__Written problem__
Wherever "this" appears in a line, copy that line.

------ Listing

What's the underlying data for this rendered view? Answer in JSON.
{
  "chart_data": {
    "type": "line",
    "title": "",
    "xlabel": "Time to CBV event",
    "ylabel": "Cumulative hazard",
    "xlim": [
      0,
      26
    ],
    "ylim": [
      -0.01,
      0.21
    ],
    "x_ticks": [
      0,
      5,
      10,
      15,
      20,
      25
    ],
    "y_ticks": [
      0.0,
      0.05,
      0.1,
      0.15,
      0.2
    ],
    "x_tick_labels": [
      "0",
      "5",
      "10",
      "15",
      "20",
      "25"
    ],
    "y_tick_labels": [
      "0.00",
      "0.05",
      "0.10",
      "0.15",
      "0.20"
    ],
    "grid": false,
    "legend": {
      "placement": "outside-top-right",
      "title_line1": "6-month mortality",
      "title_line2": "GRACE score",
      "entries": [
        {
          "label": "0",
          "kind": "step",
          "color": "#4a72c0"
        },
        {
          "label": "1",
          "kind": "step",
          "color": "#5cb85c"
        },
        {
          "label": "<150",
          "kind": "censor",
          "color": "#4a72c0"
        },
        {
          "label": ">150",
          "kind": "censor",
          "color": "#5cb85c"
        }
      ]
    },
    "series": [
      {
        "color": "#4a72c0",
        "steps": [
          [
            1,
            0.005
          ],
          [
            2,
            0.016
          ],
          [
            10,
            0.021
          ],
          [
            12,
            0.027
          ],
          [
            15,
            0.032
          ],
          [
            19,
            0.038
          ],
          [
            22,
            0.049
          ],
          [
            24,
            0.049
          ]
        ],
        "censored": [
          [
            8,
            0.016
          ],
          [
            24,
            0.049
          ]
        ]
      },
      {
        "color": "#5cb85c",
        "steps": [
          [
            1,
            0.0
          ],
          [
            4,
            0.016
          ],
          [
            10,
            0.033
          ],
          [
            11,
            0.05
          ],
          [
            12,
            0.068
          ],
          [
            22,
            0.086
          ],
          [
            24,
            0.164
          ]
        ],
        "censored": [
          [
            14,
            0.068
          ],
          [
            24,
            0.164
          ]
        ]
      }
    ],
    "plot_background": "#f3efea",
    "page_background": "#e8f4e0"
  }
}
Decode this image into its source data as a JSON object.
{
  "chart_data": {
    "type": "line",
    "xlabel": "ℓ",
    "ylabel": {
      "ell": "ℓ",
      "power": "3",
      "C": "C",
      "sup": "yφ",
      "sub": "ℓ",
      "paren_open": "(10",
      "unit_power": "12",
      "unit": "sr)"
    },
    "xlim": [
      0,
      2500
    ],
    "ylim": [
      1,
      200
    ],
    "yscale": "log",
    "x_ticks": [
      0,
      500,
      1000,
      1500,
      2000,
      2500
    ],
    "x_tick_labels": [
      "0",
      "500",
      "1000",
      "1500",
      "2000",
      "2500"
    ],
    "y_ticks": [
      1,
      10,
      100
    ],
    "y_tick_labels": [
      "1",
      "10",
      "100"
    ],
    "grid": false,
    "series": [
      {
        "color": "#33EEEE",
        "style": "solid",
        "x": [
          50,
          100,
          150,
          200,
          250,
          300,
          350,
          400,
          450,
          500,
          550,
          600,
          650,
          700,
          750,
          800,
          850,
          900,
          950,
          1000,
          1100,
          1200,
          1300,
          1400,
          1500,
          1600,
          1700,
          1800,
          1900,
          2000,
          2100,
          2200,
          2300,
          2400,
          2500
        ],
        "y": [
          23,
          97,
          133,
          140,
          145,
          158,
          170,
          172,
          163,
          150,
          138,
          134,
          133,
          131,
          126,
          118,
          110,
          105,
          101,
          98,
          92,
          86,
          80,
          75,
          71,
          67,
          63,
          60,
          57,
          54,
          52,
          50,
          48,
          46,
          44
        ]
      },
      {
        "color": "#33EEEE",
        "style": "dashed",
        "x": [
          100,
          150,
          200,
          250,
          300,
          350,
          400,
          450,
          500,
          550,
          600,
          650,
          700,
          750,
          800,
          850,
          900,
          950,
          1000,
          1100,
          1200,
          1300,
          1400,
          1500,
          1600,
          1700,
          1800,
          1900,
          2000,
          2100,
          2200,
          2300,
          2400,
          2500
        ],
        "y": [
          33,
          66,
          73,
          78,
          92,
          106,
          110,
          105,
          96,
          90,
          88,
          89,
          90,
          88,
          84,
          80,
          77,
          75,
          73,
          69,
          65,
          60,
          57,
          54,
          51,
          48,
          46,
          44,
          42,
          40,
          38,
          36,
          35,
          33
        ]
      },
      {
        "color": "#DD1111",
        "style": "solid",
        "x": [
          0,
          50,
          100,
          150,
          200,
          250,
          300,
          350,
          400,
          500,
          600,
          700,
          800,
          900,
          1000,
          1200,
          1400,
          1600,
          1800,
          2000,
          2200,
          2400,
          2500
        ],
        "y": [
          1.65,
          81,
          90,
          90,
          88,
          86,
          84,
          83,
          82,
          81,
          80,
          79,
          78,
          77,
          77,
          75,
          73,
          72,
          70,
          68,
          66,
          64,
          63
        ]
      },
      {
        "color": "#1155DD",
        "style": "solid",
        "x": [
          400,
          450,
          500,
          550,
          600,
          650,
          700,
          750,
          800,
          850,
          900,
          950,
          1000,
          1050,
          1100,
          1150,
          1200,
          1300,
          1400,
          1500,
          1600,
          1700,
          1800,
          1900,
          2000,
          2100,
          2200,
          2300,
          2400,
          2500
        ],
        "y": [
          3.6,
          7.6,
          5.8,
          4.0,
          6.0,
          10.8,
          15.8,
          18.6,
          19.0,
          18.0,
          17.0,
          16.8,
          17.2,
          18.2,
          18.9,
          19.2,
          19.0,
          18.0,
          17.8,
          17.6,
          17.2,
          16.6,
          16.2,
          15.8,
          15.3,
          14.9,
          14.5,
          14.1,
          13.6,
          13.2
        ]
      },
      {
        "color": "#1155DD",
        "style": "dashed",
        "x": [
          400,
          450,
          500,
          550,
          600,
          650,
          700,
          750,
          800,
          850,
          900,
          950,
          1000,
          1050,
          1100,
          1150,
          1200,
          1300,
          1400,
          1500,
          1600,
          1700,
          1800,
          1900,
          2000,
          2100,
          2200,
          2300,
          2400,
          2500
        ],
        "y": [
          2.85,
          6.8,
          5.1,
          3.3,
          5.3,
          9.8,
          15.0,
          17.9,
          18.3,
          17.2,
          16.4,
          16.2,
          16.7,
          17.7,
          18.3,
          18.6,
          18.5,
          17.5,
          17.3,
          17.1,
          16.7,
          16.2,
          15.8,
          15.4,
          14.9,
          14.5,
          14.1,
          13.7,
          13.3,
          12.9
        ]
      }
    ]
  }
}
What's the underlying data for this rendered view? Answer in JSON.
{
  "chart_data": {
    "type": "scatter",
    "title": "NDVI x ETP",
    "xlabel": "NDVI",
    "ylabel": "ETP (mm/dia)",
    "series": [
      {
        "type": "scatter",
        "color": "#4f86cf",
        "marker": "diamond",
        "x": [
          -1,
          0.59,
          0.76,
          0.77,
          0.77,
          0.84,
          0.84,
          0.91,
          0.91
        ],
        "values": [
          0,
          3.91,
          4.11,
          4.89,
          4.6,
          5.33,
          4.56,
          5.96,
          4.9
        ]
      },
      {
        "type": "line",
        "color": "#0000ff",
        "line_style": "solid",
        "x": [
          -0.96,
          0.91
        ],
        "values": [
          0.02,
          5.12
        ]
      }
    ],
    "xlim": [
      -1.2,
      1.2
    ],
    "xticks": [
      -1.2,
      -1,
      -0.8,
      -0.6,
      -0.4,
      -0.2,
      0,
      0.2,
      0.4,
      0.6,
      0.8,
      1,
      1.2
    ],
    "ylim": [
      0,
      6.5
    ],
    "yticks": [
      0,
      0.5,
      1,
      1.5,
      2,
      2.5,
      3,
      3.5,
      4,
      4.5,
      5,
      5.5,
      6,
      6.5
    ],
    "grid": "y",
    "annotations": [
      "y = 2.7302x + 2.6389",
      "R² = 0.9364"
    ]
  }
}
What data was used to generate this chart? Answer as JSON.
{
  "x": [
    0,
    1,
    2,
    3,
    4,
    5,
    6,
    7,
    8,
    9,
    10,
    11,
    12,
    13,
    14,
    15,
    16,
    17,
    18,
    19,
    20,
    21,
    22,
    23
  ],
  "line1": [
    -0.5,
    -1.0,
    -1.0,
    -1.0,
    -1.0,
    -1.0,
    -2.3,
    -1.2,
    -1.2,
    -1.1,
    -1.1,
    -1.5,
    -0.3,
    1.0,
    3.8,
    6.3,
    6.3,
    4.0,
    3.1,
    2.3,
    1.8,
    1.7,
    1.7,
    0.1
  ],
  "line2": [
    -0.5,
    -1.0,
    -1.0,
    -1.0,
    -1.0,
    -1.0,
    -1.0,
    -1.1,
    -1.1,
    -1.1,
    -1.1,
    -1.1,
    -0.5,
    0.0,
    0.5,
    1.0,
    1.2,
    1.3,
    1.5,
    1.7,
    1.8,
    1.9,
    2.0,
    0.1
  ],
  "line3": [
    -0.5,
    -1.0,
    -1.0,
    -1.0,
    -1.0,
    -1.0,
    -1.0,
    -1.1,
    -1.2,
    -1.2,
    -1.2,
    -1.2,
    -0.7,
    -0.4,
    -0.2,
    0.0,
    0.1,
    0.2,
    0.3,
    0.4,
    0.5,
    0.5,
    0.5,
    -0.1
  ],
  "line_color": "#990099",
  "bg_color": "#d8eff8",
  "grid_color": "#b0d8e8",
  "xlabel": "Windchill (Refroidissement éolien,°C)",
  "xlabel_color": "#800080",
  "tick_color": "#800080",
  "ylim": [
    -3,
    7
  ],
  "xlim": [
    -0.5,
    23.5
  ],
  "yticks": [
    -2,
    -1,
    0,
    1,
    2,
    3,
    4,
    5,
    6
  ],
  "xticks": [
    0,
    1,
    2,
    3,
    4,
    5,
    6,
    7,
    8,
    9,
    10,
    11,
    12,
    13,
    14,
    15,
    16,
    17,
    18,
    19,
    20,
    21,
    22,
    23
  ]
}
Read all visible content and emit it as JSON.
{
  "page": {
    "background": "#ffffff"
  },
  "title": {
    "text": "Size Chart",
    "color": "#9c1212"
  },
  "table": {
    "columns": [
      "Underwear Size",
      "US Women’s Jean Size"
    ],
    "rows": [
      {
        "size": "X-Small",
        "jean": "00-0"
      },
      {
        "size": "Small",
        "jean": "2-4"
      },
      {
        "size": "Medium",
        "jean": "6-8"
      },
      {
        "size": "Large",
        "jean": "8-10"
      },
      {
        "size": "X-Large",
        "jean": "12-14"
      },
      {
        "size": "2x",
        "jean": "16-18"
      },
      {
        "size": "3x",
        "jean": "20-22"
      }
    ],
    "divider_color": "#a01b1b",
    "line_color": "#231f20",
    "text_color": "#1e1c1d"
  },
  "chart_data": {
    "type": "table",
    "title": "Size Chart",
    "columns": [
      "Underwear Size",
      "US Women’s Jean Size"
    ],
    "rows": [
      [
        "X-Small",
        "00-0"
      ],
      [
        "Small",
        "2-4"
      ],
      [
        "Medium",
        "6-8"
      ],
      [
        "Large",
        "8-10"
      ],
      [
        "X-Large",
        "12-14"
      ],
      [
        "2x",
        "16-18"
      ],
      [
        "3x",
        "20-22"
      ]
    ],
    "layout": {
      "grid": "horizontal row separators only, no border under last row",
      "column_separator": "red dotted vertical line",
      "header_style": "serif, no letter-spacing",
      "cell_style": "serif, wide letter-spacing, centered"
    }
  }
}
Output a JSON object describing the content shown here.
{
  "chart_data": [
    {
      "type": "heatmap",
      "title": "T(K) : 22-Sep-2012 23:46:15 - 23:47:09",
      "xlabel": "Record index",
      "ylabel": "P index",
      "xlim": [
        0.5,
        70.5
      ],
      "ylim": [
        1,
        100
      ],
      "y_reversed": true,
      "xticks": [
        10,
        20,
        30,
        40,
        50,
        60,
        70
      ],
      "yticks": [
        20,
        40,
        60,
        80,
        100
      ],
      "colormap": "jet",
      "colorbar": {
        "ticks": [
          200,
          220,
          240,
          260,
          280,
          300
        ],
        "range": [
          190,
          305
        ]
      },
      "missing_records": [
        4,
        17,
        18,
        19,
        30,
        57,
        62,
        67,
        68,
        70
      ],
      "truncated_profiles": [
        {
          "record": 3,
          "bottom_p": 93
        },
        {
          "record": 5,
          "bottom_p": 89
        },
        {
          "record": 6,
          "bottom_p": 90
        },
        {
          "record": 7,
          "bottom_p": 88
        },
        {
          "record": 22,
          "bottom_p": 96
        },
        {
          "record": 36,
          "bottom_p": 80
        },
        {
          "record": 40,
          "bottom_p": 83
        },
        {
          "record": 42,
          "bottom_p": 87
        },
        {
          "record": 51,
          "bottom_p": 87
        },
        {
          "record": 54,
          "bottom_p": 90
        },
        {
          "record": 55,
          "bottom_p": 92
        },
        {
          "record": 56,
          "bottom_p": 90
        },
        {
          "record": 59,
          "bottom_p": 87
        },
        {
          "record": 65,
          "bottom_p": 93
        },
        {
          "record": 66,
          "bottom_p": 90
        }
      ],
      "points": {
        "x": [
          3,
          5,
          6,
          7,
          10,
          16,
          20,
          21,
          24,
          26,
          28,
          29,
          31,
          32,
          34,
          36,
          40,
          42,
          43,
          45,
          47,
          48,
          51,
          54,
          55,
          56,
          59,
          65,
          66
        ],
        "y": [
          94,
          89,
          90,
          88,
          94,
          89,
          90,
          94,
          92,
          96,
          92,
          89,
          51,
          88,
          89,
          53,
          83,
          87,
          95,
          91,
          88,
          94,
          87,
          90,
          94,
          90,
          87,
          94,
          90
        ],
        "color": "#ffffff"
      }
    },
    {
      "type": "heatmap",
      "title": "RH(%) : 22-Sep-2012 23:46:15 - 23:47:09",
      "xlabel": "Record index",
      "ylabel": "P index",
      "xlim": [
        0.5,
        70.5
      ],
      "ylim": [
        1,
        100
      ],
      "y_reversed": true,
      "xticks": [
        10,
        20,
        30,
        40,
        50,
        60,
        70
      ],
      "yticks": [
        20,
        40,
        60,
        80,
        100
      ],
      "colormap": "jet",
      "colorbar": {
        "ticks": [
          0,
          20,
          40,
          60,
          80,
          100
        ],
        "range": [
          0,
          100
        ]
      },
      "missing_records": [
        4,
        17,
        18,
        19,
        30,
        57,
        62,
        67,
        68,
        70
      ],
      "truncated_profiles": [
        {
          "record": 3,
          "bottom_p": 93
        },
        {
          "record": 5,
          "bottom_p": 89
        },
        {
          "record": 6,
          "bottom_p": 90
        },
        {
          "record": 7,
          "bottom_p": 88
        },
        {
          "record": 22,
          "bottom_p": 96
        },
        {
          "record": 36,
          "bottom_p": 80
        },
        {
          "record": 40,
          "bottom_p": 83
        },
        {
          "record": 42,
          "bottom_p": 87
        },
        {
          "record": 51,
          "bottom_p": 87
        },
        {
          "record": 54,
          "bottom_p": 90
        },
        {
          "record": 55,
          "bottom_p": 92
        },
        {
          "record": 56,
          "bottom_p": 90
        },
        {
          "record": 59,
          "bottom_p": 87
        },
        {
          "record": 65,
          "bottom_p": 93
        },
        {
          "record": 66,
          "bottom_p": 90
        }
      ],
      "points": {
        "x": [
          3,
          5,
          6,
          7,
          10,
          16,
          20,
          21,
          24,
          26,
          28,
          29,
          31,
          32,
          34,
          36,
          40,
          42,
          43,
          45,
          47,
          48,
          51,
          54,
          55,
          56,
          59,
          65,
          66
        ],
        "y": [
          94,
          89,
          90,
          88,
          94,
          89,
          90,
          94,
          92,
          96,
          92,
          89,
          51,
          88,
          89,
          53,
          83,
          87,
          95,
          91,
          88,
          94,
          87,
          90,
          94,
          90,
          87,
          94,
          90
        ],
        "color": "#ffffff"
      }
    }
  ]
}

------------

__Solution__
What's the underlying data for this rendered view? Answer in JSON.
Decode this image into its source data as a JSON object.
What's the underlying data for this rendered view? Answer in JSON.
What data was used to generate this chart? Answer as JSON.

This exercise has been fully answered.